• Short task:
Output the material below in full, exactly as it is.

• Records to use:
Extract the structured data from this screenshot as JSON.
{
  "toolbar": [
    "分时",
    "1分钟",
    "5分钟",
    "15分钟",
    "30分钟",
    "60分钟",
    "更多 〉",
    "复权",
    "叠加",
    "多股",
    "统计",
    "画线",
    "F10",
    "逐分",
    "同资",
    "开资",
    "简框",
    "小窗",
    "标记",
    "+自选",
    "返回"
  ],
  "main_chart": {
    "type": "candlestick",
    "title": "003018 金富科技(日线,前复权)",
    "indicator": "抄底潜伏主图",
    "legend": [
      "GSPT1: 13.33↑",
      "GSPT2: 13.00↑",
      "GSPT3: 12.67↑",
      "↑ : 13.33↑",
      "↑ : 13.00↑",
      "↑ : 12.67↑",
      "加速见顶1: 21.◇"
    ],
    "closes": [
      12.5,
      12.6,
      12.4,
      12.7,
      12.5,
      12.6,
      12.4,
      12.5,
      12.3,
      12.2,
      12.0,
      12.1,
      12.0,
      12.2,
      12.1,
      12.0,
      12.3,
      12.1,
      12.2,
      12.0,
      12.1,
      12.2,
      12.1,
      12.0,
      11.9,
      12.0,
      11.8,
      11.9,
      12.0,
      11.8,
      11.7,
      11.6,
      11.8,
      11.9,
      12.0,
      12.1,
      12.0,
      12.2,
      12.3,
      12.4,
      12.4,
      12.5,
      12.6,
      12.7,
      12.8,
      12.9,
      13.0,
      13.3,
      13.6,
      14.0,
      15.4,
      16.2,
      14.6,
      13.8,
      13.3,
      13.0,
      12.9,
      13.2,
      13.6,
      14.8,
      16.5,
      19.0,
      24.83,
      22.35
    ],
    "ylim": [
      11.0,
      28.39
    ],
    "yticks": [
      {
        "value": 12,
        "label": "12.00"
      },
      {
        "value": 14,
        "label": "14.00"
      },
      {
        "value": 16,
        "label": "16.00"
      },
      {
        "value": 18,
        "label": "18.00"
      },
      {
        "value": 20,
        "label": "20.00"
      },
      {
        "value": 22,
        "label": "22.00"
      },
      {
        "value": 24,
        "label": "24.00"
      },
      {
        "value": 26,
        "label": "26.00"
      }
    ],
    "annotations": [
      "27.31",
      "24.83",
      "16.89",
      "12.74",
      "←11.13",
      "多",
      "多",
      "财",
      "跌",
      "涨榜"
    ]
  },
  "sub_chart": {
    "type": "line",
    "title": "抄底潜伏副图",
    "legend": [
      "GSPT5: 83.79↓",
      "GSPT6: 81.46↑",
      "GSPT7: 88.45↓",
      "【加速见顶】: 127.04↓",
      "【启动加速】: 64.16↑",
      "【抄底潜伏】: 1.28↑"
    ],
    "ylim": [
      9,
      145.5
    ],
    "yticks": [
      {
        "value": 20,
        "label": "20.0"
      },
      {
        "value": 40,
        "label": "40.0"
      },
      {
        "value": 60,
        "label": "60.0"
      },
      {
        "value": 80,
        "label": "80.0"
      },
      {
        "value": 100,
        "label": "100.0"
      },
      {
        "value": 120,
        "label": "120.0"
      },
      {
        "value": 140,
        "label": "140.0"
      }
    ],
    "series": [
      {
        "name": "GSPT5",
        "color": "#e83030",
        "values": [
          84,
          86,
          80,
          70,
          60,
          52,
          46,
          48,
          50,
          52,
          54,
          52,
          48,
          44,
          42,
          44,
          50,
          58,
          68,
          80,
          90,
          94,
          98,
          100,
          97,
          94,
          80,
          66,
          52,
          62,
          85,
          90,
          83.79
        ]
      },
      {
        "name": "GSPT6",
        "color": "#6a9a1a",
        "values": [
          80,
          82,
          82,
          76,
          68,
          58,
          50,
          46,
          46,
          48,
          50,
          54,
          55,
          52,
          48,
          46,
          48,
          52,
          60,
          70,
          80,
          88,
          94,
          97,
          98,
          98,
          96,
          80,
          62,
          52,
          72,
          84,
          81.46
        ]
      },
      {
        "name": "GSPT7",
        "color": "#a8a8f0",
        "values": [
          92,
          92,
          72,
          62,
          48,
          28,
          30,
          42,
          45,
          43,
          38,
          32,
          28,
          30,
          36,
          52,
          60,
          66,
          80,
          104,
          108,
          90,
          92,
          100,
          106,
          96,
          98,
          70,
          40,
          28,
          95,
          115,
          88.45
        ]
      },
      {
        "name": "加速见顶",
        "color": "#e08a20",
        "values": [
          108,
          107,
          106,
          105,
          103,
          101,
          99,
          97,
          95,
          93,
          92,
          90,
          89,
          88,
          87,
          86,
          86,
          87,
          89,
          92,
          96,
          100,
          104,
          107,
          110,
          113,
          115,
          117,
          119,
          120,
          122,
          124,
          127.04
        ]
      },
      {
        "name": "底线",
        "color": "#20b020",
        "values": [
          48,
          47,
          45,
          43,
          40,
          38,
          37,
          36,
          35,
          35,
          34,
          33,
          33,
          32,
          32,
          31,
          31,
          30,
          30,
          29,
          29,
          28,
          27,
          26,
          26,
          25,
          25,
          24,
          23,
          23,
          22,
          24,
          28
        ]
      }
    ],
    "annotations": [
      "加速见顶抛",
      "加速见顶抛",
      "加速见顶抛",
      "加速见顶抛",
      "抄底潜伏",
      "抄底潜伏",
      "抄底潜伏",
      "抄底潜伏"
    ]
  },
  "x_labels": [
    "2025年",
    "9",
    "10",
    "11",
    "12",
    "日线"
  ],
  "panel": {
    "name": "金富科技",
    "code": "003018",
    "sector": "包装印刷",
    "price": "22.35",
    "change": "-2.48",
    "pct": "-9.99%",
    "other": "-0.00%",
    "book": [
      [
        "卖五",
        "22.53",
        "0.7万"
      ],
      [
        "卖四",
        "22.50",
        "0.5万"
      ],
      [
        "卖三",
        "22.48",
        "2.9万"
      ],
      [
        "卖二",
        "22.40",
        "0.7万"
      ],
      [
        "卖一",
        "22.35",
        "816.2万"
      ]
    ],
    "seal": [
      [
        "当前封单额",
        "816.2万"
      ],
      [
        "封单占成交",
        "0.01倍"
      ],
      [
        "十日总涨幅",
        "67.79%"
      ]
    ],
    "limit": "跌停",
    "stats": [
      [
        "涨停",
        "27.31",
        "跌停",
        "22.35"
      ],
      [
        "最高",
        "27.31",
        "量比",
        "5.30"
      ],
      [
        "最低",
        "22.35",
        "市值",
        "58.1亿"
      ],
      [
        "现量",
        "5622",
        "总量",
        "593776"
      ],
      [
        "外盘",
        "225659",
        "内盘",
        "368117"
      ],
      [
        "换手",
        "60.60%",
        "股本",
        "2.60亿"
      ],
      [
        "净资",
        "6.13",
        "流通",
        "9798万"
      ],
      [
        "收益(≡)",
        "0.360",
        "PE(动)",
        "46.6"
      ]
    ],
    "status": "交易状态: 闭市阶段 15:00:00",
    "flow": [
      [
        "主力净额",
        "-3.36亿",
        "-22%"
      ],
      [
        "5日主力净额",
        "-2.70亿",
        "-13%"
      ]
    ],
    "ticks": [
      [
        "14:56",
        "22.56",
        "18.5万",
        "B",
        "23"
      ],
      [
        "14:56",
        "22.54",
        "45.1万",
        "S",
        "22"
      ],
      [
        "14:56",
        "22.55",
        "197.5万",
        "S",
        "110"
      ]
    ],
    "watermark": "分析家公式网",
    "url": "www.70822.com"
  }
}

• Complete response:
Extract the structured data from this screenshot as JSON.
{
  "toolbar": [
    "分时",
    "1分钟",
    "5分钟",
    "15分钟",
    "30分钟",
    "60分钟",
    "更多 〉",
    "复权",
    "叠加",
    "多股",
    "统计",
    "画线",
    "F10",
    "逐分",
    "同资",
    "开资",
    "简框",
    "小窗",
    "标记",
    "+自选",
    "返回"
  ],
  "main_chart": {
    "type": "candlestick",
    "title": "003018 金富科技(日线,前复权)",
    "indicator": "抄底潜伏主图",
    "legend": [
      "GSPT1: 13.33↑",
      "GSPT2: 13.00↑",
      "GSPT3: 12.67↑",
      "↑ : 13.33↑",
      "↑ : 13.00↑",
      "↑ : 12.67↑",
      "加速见顶1: 21.◇"
    ],
    "closes": [
      12.5,
      12.6,
      12.4,
      12.7,
      12.5,
      12.6,
      12.4,
      12.5,
      12.3,
      12.2,
      12.0,
      12.1,
      12.0,
      12.2,
      12.1,
      12.0,
      12.3,
      12.1,
      12.2,
      12.0,
      12.1,
      12.2,
      12.1,
      12.0,
      11.9,
      12.0,
      11.8,
      11.9,
      12.0,
      11.8,
      11.7,
      11.6,
      11.8,
      11.9,
      12.0,
      12.1,
      12.0,
      12.2,
      12.3,
      12.4,
      12.4,
      12.5,
      12.6,
      12.7,
      12.8,
      12.9,
      13.0,
      13.3,
      13.6,
      14.0,
      15.4,
      16.2,
      14.6,
      13.8,
      13.3,
      13.0,
      12.9,
      13.2,
      13.6,
      14.8,
      16.5,
      19.0,
      24.83,
      22.35
    ],
    "ylim": [
      11.0,
      28.39
    ],
    "yticks": [
      {
        "value": 12,
        "label": "12.00"
      },
      {
        "value": 14,
        "label": "14.00"
      },
      {
        "value": 16,
        "label": "16.00"
      },
      {
        "value": 18,
        "label": "18.00"
      },
      {
        "value": 20,
        "label": "20.00"
      },
      {
        "value": 22,
        "label": "22.00"
      },
      {
        "value": 24,
        "label": "24.00"
      },
      {
        "value": 26,
        "label": "26.00"
      }
    ],
    "annotations": [
      "27.31",
      "24.83",
      "16.89",
      "12.74",
      "←11.13",
      "多",
      "多",
      "财",
      "跌",
      "涨榜"
    ]
  },
  "sub_chart": {
    "type": "line",
    "title": "抄底潜伏副图",
    "legend": [
      "GSPT5: 83.79↓",
      "GSPT6: 81.46↑",
      "GSPT7: 88.45↓",
      "【加速见顶】: 127.04↓",
      "【启动加速】: 64.16↑",
      "【抄底潜伏】: 1.28↑"
    ],
    "ylim": [
      9,
      145.5
    ],
    "yticks": [
      {
        "value": 20,
        "label": "20.0"
      },
      {
        "value": 40,
        "label": "40.0"
      },
      {
        "value": 60,
        "label": "60.0"
      },
      {
        "value": 80,
        "label": "80.0"
      },
      {
        "value": 100,
        "label": "100.0"
      },
      {
        "value": 120,
        "label": "120.0"
      },
      {
        "value": 140,
        "label": "140.0"
      }
    ],
    "series": [
      {
        "name": "GSPT5",
        "color": "#e83030",
        "values": [
          84,
          86,
          80,
          70,
          60,
          52,
          46,
          48,
          50,
          52,
          54,
          52,
          48,
          44,
          42,
          44,
          50,
          58,
          68,
          80,
          90,
          94,
          98,
          100,
          97,
          94,
          80,
          66,
          52,
          62,
          85,
          90,
          83.79
        ]
      },
      {
        "name": "GSPT6",
        "color": "#6a9a1a",
        "values": [
          80,
          82,
          82,
          76,
          68,
          58,
          50,
          46,
          46,
          48,
          50,
          54,
          55,
          52,
          48,
          46,
          48,
          52,
          60,
          70,
          80,
          88,
          94,
          97,
          98,
          98,
          96,
          80,
          62,
          52,
          72,
          84,
          81.46
        ]
      },
      {
        "name": "GSPT7",
        "color": "#a8a8f0",
        "values": [
          92,
          92,
          72,
          62,
          48,
          28,
          30,
          42,
          45,
          43,
          38,
          32,
          28,
          30,
          36,
          52,
          60,
          66,
          80,
          104,
          108,
          90,
          92,
          100,
          106,
          96,
          98,
          70,
          40,
          28,
          95,
          115,
          88.45
        ]
      },
      {
        "name": "加速见顶",
        "color": "#e08a20",
        "values": [
          108,
          107,
          106,
          105,
          103,
          101,
          99,
          97,
          95,
          93,
          92,
          90,
          89,
          88,
          87,
          86,
          86,
          87,
          89,
          92,
          96,
          100,
          104,
          107,
          110,
          113,
          115,
          117,
          119,
          120,
          122,
          124,
          127.04
        ]
      },
      {
        "name": "底线",
        "color": "#20b020",
        "values": [
          48,
          47,
          45,
          43,
          40,
          38,
          37,
          36,
          35,
          35,
          34,
          33,
          33,
          32,
          32,
          31,
          31,
          30,
          30,
          29,
          29,
          28,
          27,
          26,
          26,
          25,
          25,
          24,
          23,
          23,
          22,
          24,
          28
        ]
      }
    ],
    "annotations": [
      "加速见顶抛",
      "加速见顶抛",
      "加速见顶抛",
      "加速见顶抛",
      "抄底潜伏",
      "抄底潜伏",
      "抄底潜伏",
      "抄底潜伏"
    ]
  },
  "x_labels": [
    "2025年",
    "9",
    "10",
    "11",
    "12",
    "日线"
  ],
  "panel": {
    "name": "金富科技",
    "code": "003018",
    "sector": "包装印刷",
    "price": "22.35",
    "change": "-2.48",
    "pct": "-9.99%",
    "other": "-0.00%",
    "book": [
      [
        "卖五",
        "22.53",
        "0.7万"
      ],
      [
        "卖四",
        "22.50",
        "0.5万"
      ],
      [
        "卖三",
        "22.48",
        "2.9万"
      ],
      [
        "卖二",
        "22.40",
        "0.7万"
      ],
      [
        "卖一",
        "22.35",
        "816.2万"
      ]
    ],
    "seal": [
      [
        "当前封单额",
        "816.2万"
      ],
      [
        "封单占成交",
        "0.01倍"
      ],
      [
        "十日总涨幅",
        "67.79%"
      ]
    ],
    "limit": "跌停",
    "stats": [
      [
        "涨停",
        "27.31",
        "跌停",
        "22.35"
      ],
      [
        "最高",
        "27.31",
        "量比",
        "5.30"
      ],
      [
        "最低",
        "22.35",
        "市值",
        "58.1亿"
      ],
      [
        "现量",
        "5622",
        "总量",
        "593776"
      ],
      [
        "外盘",
        "225659",
        "内盘",
        "368117"
      ],
      [
        "换手",
        "60.60%",
        "股本",
        "2.60亿"
      ],
      [
        "净资",
        "6.13",
        "流通",
        "9798万"
      ],
      [
        "收益(≡)",
        "0.360",
        "PE(动)",
        "46.6"
      ]
    ],
    "status": "交易状态: 闭市阶段 15:00:00",
    "flow": [
      [
        "主力净额",
        "-3.36亿",
        "-22%"
      ],
      [
        "5日主力净额",
        "-2.70亿",
        "-13%"
      ]
    ],
    "ticks": [
      [
        "14:56",
        "22.56",
        "18.5万",
        "B",
        "23"
      ],
      [
        "14:56",
        "22.54",
        "45.1万",
        "S",
        "22"
      ],
      [
        "14:56",
        "22.55",
        "197.5万",
        "S",
        "110"
      ]
    ],
    "watermark": "分析家公式网",
    "url": "www.70822.com"
  }
}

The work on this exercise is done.